**MATERIAL FOR THE TASK:**
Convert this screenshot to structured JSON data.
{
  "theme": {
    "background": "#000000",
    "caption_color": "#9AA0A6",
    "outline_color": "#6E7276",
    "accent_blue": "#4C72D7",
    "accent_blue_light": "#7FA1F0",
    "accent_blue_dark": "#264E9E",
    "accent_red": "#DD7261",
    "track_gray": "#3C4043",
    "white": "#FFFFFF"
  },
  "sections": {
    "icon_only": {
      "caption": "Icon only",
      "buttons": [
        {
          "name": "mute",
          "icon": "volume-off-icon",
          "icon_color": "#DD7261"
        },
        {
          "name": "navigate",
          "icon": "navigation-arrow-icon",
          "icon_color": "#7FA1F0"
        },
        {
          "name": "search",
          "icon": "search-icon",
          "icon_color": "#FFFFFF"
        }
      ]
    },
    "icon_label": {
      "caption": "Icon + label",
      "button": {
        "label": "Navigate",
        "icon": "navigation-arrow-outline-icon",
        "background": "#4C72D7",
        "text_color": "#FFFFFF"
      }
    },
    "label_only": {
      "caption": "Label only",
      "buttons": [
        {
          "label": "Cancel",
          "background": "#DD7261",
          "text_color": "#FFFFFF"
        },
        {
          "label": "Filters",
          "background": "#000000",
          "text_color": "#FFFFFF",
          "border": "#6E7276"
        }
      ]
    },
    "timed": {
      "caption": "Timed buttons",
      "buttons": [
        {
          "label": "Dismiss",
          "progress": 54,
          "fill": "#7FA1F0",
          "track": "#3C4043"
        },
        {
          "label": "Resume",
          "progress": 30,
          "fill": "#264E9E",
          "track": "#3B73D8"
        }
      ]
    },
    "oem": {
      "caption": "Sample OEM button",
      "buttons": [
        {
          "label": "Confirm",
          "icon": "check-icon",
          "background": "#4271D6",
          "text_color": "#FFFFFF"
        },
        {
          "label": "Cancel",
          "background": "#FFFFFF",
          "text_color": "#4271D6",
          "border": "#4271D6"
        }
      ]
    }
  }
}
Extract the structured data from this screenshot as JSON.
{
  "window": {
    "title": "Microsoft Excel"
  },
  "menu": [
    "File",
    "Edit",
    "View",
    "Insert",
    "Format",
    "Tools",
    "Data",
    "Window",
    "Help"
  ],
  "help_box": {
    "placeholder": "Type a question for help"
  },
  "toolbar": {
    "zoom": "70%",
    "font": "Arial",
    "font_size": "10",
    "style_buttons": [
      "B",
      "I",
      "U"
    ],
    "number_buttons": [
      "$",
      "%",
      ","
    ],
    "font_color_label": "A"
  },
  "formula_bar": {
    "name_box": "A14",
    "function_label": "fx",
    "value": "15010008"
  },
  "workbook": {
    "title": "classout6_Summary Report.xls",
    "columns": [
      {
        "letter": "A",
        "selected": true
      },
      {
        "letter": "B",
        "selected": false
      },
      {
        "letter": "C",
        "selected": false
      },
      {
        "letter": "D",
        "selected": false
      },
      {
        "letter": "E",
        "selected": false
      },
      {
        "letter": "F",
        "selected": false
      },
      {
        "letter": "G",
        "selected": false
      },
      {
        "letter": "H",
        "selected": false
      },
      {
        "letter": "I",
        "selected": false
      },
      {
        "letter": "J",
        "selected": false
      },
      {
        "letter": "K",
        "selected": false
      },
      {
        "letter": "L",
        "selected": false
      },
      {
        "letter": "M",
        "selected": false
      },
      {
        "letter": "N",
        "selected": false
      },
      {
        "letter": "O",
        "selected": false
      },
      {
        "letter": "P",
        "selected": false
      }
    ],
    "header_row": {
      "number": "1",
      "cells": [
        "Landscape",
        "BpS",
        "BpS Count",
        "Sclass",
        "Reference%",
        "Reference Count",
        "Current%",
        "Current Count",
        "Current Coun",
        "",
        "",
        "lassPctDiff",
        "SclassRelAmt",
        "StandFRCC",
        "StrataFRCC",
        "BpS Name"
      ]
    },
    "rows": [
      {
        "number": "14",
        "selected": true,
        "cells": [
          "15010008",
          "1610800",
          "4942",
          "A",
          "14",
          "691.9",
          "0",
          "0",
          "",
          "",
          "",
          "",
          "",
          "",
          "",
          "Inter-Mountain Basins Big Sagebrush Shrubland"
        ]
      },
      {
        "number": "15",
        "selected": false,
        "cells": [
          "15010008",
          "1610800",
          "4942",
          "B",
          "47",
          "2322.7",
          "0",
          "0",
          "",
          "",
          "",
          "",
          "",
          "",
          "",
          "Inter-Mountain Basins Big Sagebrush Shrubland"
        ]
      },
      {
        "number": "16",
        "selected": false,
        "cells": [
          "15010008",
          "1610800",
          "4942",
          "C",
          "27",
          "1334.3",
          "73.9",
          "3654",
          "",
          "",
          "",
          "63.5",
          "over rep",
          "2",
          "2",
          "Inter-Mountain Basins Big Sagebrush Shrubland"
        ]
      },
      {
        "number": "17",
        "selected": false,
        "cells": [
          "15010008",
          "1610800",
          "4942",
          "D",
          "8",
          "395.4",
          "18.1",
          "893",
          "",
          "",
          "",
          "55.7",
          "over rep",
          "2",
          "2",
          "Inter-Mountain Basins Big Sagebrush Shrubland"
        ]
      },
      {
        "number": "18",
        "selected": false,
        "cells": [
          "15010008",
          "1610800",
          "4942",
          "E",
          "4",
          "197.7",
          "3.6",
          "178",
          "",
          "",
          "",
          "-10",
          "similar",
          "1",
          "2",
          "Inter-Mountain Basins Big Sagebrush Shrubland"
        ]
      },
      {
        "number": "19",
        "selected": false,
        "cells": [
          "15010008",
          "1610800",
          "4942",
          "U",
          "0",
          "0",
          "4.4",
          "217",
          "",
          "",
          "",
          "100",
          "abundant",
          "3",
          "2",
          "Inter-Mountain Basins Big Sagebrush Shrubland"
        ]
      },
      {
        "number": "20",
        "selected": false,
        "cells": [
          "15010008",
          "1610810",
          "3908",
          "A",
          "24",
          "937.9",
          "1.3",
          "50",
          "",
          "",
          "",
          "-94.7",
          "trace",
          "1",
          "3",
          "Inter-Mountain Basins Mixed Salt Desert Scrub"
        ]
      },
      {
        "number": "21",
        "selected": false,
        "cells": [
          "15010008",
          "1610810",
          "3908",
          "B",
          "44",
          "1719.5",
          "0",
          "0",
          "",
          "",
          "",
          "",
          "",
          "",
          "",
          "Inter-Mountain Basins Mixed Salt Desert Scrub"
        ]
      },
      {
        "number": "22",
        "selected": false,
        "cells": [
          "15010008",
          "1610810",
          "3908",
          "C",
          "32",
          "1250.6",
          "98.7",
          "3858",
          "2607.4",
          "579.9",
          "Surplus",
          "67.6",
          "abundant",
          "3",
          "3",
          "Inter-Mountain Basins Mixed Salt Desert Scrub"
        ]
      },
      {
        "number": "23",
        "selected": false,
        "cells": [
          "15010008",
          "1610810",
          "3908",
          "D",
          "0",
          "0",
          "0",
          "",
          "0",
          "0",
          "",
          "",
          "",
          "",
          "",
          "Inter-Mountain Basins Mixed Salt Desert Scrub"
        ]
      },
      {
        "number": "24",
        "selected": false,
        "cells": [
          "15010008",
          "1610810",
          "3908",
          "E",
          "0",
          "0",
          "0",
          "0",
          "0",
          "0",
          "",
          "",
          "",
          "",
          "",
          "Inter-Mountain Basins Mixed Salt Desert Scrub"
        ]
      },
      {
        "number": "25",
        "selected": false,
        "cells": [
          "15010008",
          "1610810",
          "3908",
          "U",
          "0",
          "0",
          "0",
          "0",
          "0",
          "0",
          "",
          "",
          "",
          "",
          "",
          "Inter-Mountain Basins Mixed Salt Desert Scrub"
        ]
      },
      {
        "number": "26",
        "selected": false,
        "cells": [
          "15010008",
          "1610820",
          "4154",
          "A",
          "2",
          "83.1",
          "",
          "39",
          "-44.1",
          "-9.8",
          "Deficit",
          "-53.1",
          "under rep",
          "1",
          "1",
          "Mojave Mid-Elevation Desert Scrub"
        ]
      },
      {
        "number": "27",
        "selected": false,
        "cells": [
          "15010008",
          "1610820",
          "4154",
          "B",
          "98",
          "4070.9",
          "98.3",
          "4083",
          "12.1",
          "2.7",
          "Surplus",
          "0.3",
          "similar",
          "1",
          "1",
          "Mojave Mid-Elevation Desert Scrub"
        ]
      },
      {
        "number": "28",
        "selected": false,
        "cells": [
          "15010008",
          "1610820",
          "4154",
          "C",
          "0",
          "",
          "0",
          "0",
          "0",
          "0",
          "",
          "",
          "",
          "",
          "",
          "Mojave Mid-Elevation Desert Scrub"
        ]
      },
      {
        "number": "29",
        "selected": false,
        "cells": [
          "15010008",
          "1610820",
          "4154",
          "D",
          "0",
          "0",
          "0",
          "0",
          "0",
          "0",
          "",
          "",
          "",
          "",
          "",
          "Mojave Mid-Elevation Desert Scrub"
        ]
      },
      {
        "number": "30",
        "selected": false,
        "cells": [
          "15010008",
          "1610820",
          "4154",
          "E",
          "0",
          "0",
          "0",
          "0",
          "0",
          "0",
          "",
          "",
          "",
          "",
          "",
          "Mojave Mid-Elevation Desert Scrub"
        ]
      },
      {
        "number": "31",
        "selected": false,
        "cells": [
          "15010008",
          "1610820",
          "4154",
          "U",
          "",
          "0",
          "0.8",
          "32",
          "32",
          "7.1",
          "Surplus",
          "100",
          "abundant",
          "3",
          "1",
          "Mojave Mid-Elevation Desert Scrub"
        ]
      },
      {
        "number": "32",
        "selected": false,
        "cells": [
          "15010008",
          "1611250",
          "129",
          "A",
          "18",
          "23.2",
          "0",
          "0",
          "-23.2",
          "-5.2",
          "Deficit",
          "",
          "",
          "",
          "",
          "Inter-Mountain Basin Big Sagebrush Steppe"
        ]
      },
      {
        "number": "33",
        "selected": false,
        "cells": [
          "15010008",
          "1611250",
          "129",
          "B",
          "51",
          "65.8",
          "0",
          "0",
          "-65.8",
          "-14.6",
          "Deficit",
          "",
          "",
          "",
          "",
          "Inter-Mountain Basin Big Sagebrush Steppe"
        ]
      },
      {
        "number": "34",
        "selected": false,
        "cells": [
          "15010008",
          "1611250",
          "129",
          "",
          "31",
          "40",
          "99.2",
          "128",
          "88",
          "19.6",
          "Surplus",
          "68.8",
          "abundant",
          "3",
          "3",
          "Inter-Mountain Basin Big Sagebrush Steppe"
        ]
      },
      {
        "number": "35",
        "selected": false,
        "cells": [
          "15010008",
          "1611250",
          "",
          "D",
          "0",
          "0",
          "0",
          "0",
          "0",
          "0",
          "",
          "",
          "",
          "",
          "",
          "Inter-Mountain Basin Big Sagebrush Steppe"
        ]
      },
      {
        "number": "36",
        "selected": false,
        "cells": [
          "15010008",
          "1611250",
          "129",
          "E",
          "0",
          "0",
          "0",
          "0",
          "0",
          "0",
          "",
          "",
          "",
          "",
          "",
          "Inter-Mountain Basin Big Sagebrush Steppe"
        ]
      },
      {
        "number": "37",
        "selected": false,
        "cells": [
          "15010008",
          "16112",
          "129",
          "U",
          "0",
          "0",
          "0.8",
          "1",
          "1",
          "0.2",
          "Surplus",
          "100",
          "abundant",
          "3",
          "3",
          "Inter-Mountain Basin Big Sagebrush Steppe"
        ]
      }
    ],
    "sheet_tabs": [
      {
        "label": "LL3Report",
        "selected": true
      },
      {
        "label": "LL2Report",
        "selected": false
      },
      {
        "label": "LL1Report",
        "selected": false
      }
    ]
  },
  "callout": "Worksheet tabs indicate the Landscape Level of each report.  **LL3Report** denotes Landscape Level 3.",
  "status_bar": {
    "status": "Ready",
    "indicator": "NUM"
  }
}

**DIRECTIVE:**
Look through the records and gather each line with the word "title".

**FINISHED EXERCISE:**
    "title": "Microsoft Excel"
    "title": "classout6_Summary Report.xls",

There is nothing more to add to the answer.